-------- Supplied entries --------
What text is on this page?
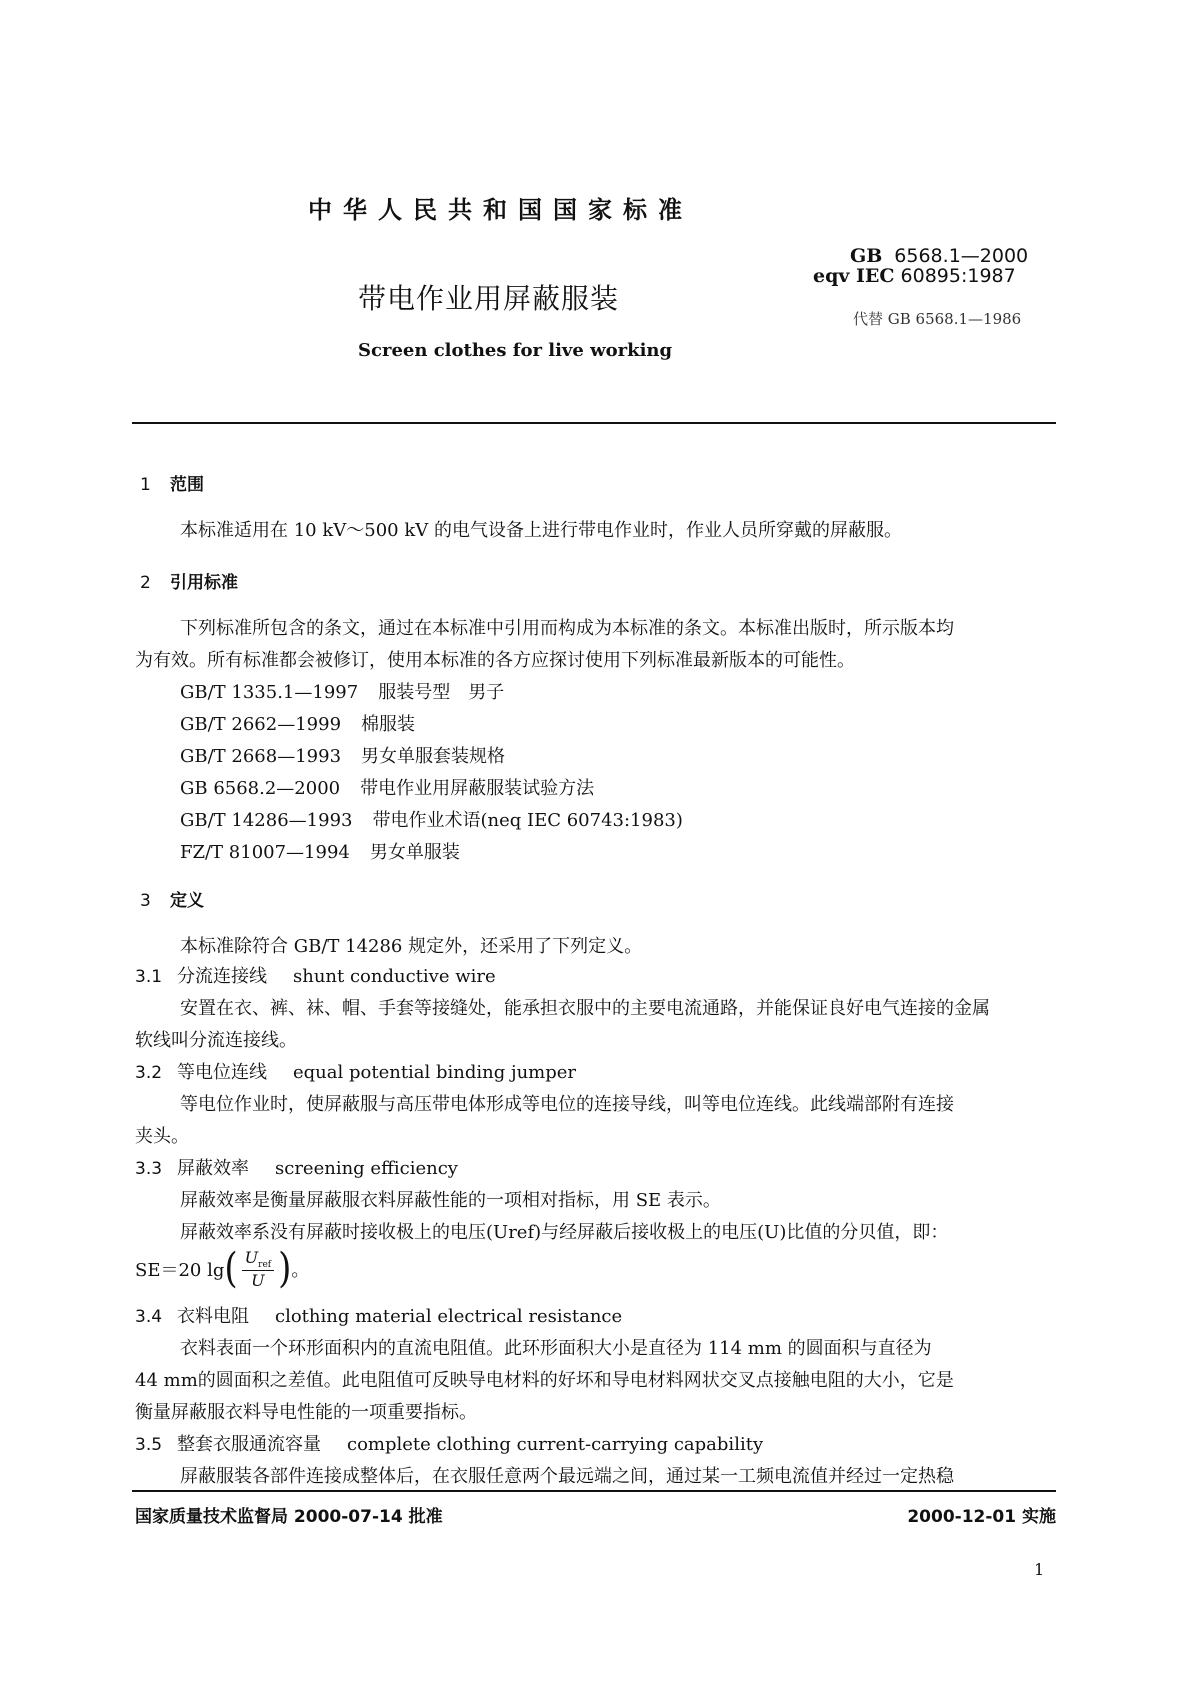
中华人民共和国国家标准
GB 6568.1—2000
eqv IEC 60895:1987
代替 GB 6568.1—1986
带电作业用屏蔽服装
Screen clothes for live working
1 范围
本标准适用在 10 kV～500 kV 的电气设备上进行带电作业时，作业人员所穿戴的屏蔽服。
2 引用标准
下列标准所包含的条文，通过在本标准中引用而构成为本标准的条文。本标准出版时，所示版本均
为有效。所有标准都会被修订，使用本标准的各方应探讨使用下列标准最新版本的可能性。
GB/T 1335.1—1997 服装号型　男子
GB/T 2662—1999 棉服装
GB/T 2668—1993 男女单服套装规格
GB 6568.2—2000 带电作业用屏蔽服装试验方法
GB/T 14286—1993 带电作业术语(neq IEC 60743:1983)
FZ/T 81007—1994 男女单服装
3 定义
本标准除符合 GB/T 14286 规定外，还采用了下列定义。
3.1 分流连接线 shunt conductive wire
安置在衣、裤、袜、帽、手套等接缝处，能承担衣服中的主要电流通路，并能保证良好电气连接的金属
软线叫分流连接线。
3.2 等电位连线 equal potential binding jumper
等电位作业时，使屏蔽服与高压带电体形成等电位的连接导线，叫等电位连线。此线端部附有连接
夹头。
3.3 屏蔽效率 screening efficiency
屏蔽效率是衡量屏蔽服衣料屏蔽性能的一项相对指标，用 SE 表示。
屏蔽效率系没有屏蔽时接收极上的电压(Uref)与经屏蔽后接收极上的电压(U)比值的分贝值，即：
SE＝20 lg ( $\frac{U_{ref}}{U}$ ) 。
3.4 衣料电阻 clothing material electrical resistance
衣料表面一个环形面积内的直流电阻值。此环形面积大小是直径为 114 mm 的圆面积与直径为
44 mm的圆面积之差值。此电阻值可反映导电材料的好坏和导电材料网状交叉点接触电阻的大小，它是
衡量屏蔽服衣料导电性能的一项重要指标。
3.5 整套衣服通流容量 complete clothing current-carrying capability
屏蔽服装各部件连接成整体后，在衣服任意两个最远端之间，通过某一工频电流值并经过一定热稳
国家质量技术监督局 2000-07-14 批准	2000-12-01 实施
1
--------
→ What to produce
Each line in the records above should be reproduced exactly; images are not copied.

→ Response to this exercise
What text is on this page?
中华人民共和国国家标准
GB 6568.1—2000
eqv IEC 60895:1987
代替 GB 6568.1—1986
带电作业用屏蔽服装
Screen clothes for live working
1 范围
本标准适用在 10 kV～500 kV 的电气设备上进行带电作业时，作业人员所穿戴的屏蔽服。
2 引用标准
下列标准所包含的条文，通过在本标准中引用而构成为本标准的条文。本标准出版时，所示版本均
为有效。所有标准都会被修订，使用本标准的各方应探讨使用下列标准最新版本的可能性。
GB/T 1335.1—1997 服装号型　男子
GB/T 2662—1999 棉服装
GB/T 2668—1993 男女单服套装规格
GB 6568.2—2000 带电作业用屏蔽服装试验方法
GB/T 14286—1993 带电作业术语(neq IEC 60743:1983)
FZ/T 81007—1994 男女单服装
3 定义
本标准除符合 GB/T 14286 规定外，还采用了下列定义。
3.1 分流连接线 shunt conductive wire
安置在衣、裤、袜、帽、手套等接缝处，能承担衣服中的主要电流通路，并能保证良好电气连接的金属
软线叫分流连接线。
3.2 等电位连线 equal potential binding jumper
等电位作业时，使屏蔽服与高压带电体形成等电位的连接导线，叫等电位连线。此线端部附有连接
夹头。
3.3 屏蔽效率 screening efficiency
屏蔽效率是衡量屏蔽服衣料屏蔽性能的一项相对指标，用 SE 表示。
屏蔽效率系没有屏蔽时接收极上的电压(Uref)与经屏蔽后接收极上的电压(U)比值的分贝值，即：
SE＝20 lg ( $\frac{U_{ref}}{U}$ ) 。
3.4 衣料电阻 clothing material electrical resistance
衣料表面一个环形面积内的直流电阻值。此环形面积大小是直径为 114 mm 的圆面积与直径为
44 mm的圆面积之差值。此电阻值可反映导电材料的好坏和导电材料网状交叉点接触电阻的大小，它是
衡量屏蔽服衣料导电性能的一项重要指标。
3.5 整套衣服通流容量 complete clothing current-carrying capability
屏蔽服装各部件连接成整体后，在衣服任意两个最远端之间，通过某一工频电流值并经过一定热稳
国家质量技术监督局 2000-07-14 批准	2000-12-01 实施
1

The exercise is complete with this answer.